■ Extracted records ■
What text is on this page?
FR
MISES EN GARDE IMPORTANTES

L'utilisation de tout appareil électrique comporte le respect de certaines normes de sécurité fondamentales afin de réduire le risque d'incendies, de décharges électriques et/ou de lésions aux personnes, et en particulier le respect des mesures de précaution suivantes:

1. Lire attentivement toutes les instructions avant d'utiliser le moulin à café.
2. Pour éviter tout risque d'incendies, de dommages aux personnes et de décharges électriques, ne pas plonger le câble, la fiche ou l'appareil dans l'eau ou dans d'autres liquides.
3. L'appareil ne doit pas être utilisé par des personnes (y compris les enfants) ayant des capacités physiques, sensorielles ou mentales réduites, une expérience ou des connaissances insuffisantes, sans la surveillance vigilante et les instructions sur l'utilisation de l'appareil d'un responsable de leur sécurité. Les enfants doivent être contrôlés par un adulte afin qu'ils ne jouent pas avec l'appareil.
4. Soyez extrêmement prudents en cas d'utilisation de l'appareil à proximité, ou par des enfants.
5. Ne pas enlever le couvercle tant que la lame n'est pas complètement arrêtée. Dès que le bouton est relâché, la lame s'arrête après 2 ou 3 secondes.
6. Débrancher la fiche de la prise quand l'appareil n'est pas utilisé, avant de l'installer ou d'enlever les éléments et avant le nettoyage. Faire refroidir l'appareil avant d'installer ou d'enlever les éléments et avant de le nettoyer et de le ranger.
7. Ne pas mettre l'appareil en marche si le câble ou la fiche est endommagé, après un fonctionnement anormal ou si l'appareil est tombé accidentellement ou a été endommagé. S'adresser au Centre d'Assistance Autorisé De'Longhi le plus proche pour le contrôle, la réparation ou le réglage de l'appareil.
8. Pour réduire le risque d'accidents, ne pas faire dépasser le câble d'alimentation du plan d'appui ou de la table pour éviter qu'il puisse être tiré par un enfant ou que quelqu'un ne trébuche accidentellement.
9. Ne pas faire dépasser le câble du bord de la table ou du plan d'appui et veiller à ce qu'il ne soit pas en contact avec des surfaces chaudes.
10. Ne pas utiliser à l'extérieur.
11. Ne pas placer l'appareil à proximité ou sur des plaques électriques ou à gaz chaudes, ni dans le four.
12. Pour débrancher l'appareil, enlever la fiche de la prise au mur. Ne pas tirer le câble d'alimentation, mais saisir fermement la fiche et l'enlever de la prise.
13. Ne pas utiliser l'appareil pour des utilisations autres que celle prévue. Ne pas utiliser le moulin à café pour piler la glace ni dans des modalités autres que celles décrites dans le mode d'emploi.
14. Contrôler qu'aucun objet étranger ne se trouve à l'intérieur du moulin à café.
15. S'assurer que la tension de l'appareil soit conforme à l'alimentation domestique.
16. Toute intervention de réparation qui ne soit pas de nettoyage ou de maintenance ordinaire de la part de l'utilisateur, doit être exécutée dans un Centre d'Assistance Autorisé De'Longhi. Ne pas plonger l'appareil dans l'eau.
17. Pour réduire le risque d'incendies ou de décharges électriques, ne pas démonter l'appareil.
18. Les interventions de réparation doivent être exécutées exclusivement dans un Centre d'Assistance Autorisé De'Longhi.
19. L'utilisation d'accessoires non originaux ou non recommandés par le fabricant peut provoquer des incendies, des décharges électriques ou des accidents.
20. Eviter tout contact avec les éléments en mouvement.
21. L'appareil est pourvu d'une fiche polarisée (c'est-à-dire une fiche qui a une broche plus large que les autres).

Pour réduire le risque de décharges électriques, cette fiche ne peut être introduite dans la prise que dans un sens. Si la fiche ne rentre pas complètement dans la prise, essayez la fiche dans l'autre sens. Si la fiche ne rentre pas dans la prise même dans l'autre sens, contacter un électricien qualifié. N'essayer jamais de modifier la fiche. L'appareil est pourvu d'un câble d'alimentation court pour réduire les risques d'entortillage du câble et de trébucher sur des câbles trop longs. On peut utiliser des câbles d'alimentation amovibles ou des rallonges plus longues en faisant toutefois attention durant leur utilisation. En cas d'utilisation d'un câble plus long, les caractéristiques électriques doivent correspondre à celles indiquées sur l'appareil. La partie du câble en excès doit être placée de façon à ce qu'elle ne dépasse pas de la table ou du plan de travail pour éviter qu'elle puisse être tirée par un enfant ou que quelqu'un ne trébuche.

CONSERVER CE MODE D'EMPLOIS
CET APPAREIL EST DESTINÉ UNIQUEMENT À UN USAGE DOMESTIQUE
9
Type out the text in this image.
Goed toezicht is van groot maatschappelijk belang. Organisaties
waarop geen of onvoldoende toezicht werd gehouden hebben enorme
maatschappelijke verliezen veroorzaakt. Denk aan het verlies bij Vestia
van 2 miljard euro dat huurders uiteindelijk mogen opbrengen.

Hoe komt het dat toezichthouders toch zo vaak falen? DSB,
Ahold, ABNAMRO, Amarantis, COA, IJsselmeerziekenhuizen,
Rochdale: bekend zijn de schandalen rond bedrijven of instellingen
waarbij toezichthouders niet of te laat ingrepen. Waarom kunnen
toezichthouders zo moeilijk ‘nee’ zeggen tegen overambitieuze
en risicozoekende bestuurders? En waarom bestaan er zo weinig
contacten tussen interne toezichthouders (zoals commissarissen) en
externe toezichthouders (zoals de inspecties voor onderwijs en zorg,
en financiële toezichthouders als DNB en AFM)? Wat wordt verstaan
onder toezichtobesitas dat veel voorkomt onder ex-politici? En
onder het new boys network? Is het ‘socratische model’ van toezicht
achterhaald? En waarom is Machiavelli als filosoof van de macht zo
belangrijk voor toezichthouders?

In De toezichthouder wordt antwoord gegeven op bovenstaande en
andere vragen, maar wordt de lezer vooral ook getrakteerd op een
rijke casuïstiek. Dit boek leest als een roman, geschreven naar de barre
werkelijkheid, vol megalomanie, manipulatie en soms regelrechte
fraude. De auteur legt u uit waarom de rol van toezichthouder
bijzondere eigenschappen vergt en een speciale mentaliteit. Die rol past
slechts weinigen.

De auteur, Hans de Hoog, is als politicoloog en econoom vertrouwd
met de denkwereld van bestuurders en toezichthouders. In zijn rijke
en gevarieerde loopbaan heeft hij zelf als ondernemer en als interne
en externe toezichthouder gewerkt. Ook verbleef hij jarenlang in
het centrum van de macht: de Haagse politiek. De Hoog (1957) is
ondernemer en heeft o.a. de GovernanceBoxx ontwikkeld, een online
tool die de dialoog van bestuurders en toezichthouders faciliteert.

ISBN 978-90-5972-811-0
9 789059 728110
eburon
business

■ Written instruction ■
Retype the data in full and match it exactly.

■ Written solution ■
What text is on this page?
FR
MISES EN GARDE IMPORTANTES

L'utilisation de tout appareil électrique comporte le respect de certaines normes de sécurité fondamentales afin de réduire le risque d'incendies, de décharges électriques et/ou de lésions aux personnes, et en particulier le respect des mesures de précaution suivantes:

1. Lire attentivement toutes les instructions avant d'utiliser le moulin à café.
2. Pour éviter tout risque d'incendies, de dommages aux personnes et de décharges électriques, ne pas plonger le câble, la fiche ou l'appareil dans l'eau ou dans d'autres liquides.
3. L'appareil ne doit pas être utilisé par des personnes (y compris les enfants) ayant des capacités physiques, sensorielles ou mentales réduites, une expérience ou des connaissances insuffisantes, sans la surveillance vigilante et les instructions sur l'utilisation de l'appareil d'un responsable de leur sécurité. Les enfants doivent être contrôlés par un adulte afin qu'ils ne jouent pas avec l'appareil.
4. Soyez extrêmement prudents en cas d'utilisation de l'appareil à proximité, ou par des enfants.
5. Ne pas enlever le couvercle tant que la lame n'est pas complètement arrêtée. Dès que le bouton est relâché, la lame s'arrête après 2 ou 3 secondes.
6. Débrancher la fiche de la prise quand l'appareil n'est pas utilisé, avant de l'installer ou d'enlever les éléments et avant le nettoyage. Faire refroidir l'appareil avant d'installer ou d'enlever les éléments et avant de le nettoyer et de le ranger.
7. Ne pas mettre l'appareil en marche si le câble ou la fiche est endommagé, après un fonctionnement anormal ou si l'appareil est tombé accidentellement ou a été endommagé. S'adresser au Centre d'Assistance Autorisé De'Longhi le plus proche pour le contrôle, la réparation ou le réglage de l'appareil.
8. Pour réduire le risque d'accidents, ne pas faire dépasser le câble d'alimentation du plan d'appui ou de la table pour éviter qu'il puisse être tiré par un enfant ou que quelqu'un ne trébuche accidentellement.
9. Ne pas faire dépasser le câble du bord de la table ou du plan d'appui et veiller à ce qu'il ne soit pas en contact avec des surfaces chaudes.
10. Ne pas utiliser à l'extérieur.
11. Ne pas placer l'appareil à proximité ou sur des plaques électriques ou à gaz chaudes, ni dans le four.
12. Pour débrancher l'appareil, enlever la fiche de la prise au mur. Ne pas tirer le câble d'alimentation, mais saisir fermement la fiche et l'enlever de la prise.
13. Ne pas utiliser l'appareil pour des utilisations autres que celle prévue. Ne pas utiliser le moulin à café pour piler la glace ni dans des modalités autres que celles décrites dans le mode d'emploi.
14. Contrôler qu'aucun objet étranger ne se trouve à l'intérieur du moulin à café.
15. S'assurer que la tension de l'appareil soit conforme à l'alimentation domestique.
16. Toute intervention de réparation qui ne soit pas de nettoyage ou de maintenance ordinaire de la part de l'utilisateur, doit être exécutée dans un Centre d'Assistance Autorisé De'Longhi. Ne pas plonger l'appareil dans l'eau.
17. Pour réduire le risque d'incendies ou de décharges électriques, ne pas démonter l'appareil.
18. Les interventions de réparation doivent être exécutées exclusivement dans un Centre d'Assistance Autorisé De'Longhi.
19. L'utilisation d'accessoires non originaux ou non recommandés par le fabricant peut provoquer des incendies, des décharges électriques ou des accidents.
20. Eviter tout contact avec les éléments en mouvement.
21. L'appareil est pourvu d'une fiche polarisée (c'est-à-dire une fiche qui a une broche plus large que les autres).

Pour réduire le risque de décharges électriques, cette fiche ne peut être introduite dans la prise que dans un sens. Si la fiche ne rentre pas complètement dans la prise, essayez la fiche dans l'autre sens. Si la fiche ne rentre pas dans la prise même dans l'autre sens, contacter un électricien qualifié. N'essayer jamais de modifier la fiche. L'appareil est pourvu d'un câble d'alimentation court pour réduire les risques d'entortillage du câble et de trébucher sur des câbles trop longs. On peut utiliser des câbles d'alimentation amovibles ou des rallonges plus longues en faisant toutefois attention durant leur utilisation. En cas d'utilisation d'un câble plus long, les caractéristiques électriques doivent correspondre à celles indiquées sur l'appareil. La partie du câble en excès doit être placée de façon à ce qu'elle ne dépasse pas de la table ou du plan de travail pour éviter qu'elle puisse être tirée par un enfant ou que quelqu'un ne trébuche.

CONSERVER CE MODE D'EMPLOIS
CET APPAREIL EST DESTINÉ UNIQUEMENT À UN USAGE DOMESTIQUE
9
Type out the text in this image.
Goed toezicht is van groot maatschappelijk belang. Organisaties
waarop geen of onvoldoende toezicht werd gehouden hebben enorme
maatschappelijke verliezen veroorzaakt. Denk aan het verlies bij Vestia
van 2 miljard euro dat huurders uiteindelijk mogen opbrengen.

Hoe komt het dat toezichthouders toch zo vaak falen? DSB,
Ahold, ABNAMRO, Amarantis, COA, IJsselmeerziekenhuizen,
Rochdale: bekend zijn de schandalen rond bedrijven of instellingen
waarbij toezichthouders niet of te laat ingrepen. Waarom kunnen
toezichthouders zo moeilijk ‘nee’ zeggen tegen overambitieuze
en risicozoekende bestuurders? En waarom bestaan er zo weinig
contacten tussen interne toezichthouders (zoals commissarissen) en
externe toezichthouders (zoals de inspecties voor onderwijs en zorg,
en financiële toezichthouders als DNB en AFM)? Wat wordt verstaan
onder toezichtobesitas dat veel voorkomt onder ex-politici? En
onder het new boys network? Is het ‘socratische model’ van toezicht
achterhaald? En waarom is Machiavelli als filosoof van de macht zo
belangrijk voor toezichthouders?

In De toezichthouder wordt antwoord gegeven op bovenstaande en
andere vragen, maar wordt de lezer vooral ook getrakteerd op een
rijke casuïstiek. Dit boek leest als een roman, geschreven naar de barre
werkelijkheid, vol megalomanie, manipulatie en soms regelrechte
fraude. De auteur legt u uit waarom de rol van toezichthouder
bijzondere eigenschappen vergt en een speciale mentaliteit. Die rol past
slechts weinigen.

De auteur, Hans de Hoog, is als politicoloog en econoom vertrouwd
met de denkwereld van bestuurders en toezichthouders. In zijn rijke
en gevarieerde loopbaan heeft hij zelf als ondernemer en als interne
en externe toezichthouder gewerkt. Ook verbleef hij jarenlang in
het centrum van de macht: de Haagse politiek. De Hoog (1957) is
ondernemer en heeft o.a. de GovernanceBoxx ontwikkeld, een online
tool die de dialoog van bestuurders en toezichthouders faciliteert.

ISBN 978-90-5972-811-0
9 789059 728110
eburon
business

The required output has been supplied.